## [Record extracts]
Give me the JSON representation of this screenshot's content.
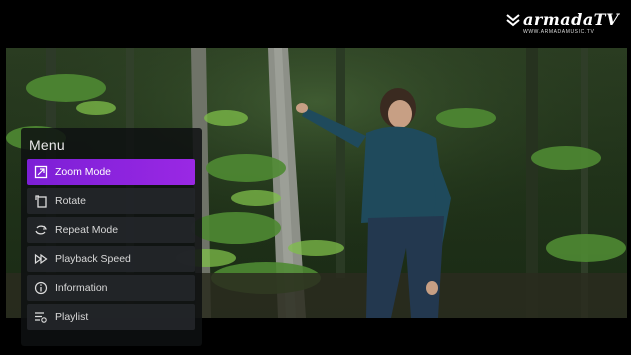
{
  "logo": {
    "text": "armadaTV",
    "url": "WWW.ARMADAMUSIC.TV"
  },
  "menu": {
    "title": "Menu",
    "items": [
      {
        "label": "Zoom Mode",
        "icon": "zoom-mode-icon",
        "active": true
      },
      {
        "label": "Rotate",
        "icon": "rotate-icon",
        "active": false
      },
      {
        "label": "Repeat Mode",
        "icon": "repeat-icon",
        "active": false
      },
      {
        "label": "Playback Speed",
        "icon": "playback-speed-icon",
        "active": false
      },
      {
        "label": "Information",
        "icon": "info-icon",
        "active": false
      },
      {
        "label": "Playlist",
        "icon": "playlist-icon",
        "active": false
      }
    ]
  },
  "colors": {
    "accent": "#8a24dd",
    "menu_bg": "#0e1012"
  }
}
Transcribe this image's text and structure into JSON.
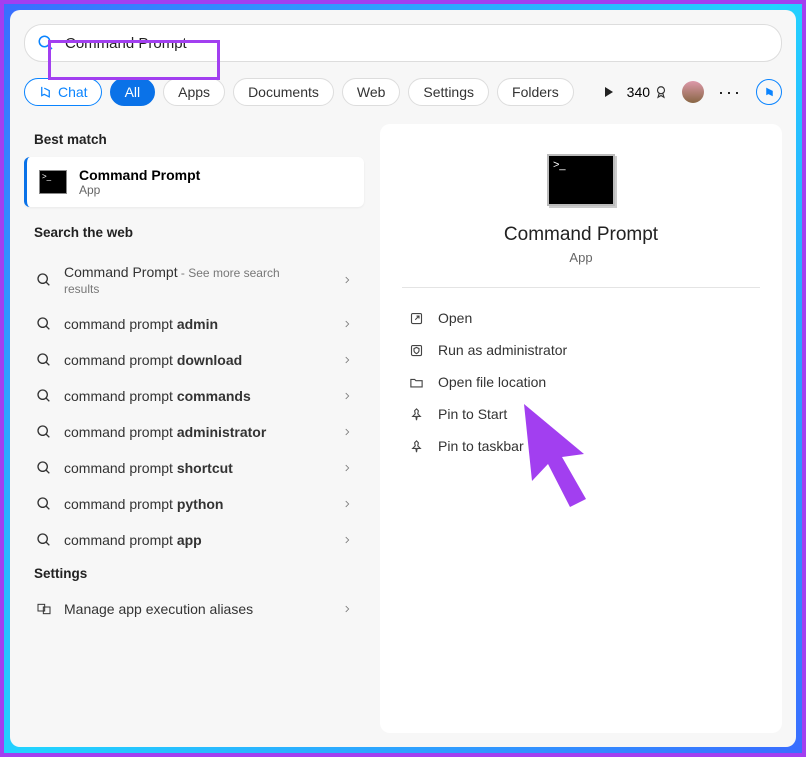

## [Stated problem]
Keep the pictures out of your copy, and repeat every entry above exactly.

## [Solution for this task]
Give me the JSON representation of this screenshot's content.
{
  "logo": {
    "text": "armadaTV",
    "url": "WWW.ARMADAMUSIC.TV"
  },
  "menu": {
    "title": "Menu",
    "items": [
      {
        "label": "Zoom Mode",
        "icon": "zoom-mode-icon",
        "active": true
      },
      {
        "label": "Rotate",
        "icon": "rotate-icon",
        "active": false
      },
      {
        "label": "Repeat Mode",
        "icon": "repeat-icon",
        "active": false
      },
      {
        "label": "Playback Speed",
        "icon": "playback-speed-icon",
        "active": false
      },
      {
        "label": "Information",
        "icon": "info-icon",
        "active": false
      },
      {
        "label": "Playlist",
        "icon": "playlist-icon",
        "active": false
      }
    ]
  },
  "colors": {
    "accent": "#8a24dd",
    "menu_bg": "#0e1012"
  }
}
Transcribe this image's text and structure into JSON.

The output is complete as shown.